**Exercise details**
Under this task are some entries; return every one of them exactly.

##############################

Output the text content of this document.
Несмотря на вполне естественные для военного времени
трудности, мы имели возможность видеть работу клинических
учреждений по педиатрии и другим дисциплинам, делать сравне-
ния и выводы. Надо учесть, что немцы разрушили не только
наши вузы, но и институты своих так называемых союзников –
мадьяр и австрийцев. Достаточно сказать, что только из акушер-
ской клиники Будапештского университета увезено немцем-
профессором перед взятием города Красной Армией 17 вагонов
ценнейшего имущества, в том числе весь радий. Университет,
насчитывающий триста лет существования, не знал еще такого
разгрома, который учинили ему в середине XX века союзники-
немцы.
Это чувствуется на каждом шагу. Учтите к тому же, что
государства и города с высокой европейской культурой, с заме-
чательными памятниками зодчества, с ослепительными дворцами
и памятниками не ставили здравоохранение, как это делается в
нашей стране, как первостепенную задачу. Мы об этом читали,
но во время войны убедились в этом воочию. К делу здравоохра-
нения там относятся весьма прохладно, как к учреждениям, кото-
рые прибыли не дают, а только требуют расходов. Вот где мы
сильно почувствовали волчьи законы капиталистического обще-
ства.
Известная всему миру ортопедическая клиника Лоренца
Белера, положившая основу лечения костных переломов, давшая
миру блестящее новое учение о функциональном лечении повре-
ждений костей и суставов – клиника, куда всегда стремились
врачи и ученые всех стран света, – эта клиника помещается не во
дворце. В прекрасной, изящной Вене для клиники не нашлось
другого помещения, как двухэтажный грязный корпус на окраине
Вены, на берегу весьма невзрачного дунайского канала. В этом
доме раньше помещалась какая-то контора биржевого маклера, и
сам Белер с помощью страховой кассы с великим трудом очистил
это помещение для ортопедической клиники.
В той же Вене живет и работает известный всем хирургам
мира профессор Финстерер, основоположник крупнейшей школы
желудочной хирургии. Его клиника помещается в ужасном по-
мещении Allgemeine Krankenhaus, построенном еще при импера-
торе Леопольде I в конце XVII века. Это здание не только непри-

##############################

**Reply**
Output the text content of this document.
Несмотря на вполне естественные для военного времени
трудности, мы имели возможность видеть работу клинических
учреждений по педиатрии и другим дисциплинам, делать сравне-
ния и выводы. Надо учесть, что немцы разрушили не только
наши вузы, но и институты своих так называемых союзников –
мадьяр и австрийцев. Достаточно сказать, что только из акушер-
ской клиники Будапештского университета увезено немцем-
профессором перед взятием города Красной Армией 17 вагонов
ценнейшего имущества, в том числе весь радий. Университет,
насчитывающий триста лет существования, не знал еще такого
разгрома, который учинили ему в середине XX века союзники-
немцы.
Это чувствуется на каждом шагу. Учтите к тому же, что
государства и города с высокой европейской культурой, с заме-
чательными памятниками зодчества, с ослепительными дворцами
и памятниками не ставили здравоохранение, как это делается в
нашей стране, как первостепенную задачу. Мы об этом читали,
но во время войны убедились в этом воочию. К делу здравоохра-
нения там относятся весьма прохладно, как к учреждениям, кото-
рые прибыли не дают, а только требуют расходов. Вот где мы
сильно почувствовали волчьи законы капиталистического обще-
ства.
Известная всему миру ортопедическая клиника Лоренца
Белера, положившая основу лечения костных переломов, давшая
миру блестящее новое учение о функциональном лечении повре-
ждений костей и суставов – клиника, куда всегда стремились
врачи и ученые всех стран света, – эта клиника помещается не во
дворце. В прекрасной, изящной Вене для клиники не нашлось
другого помещения, как двухэтажный грязный корпус на окраине
Вены, на берегу весьма невзрачного дунайского канала. В этом
доме раньше помещалась какая-то контора биржевого маклера, и
сам Белер с помощью страховой кассы с великим трудом очистил
это помещение для ортопедической клиники.
В той же Вене живет и работает известный всем хирургам
мира профессор Финстерер, основоположник крупнейшей школы
желудочной хирургии. Его клиника помещается в ужасном по-
мещении Allgemeine Krankenhaus, построенном еще при импера-
торе Леопольде I в конце XVII века. Это здание не только непри-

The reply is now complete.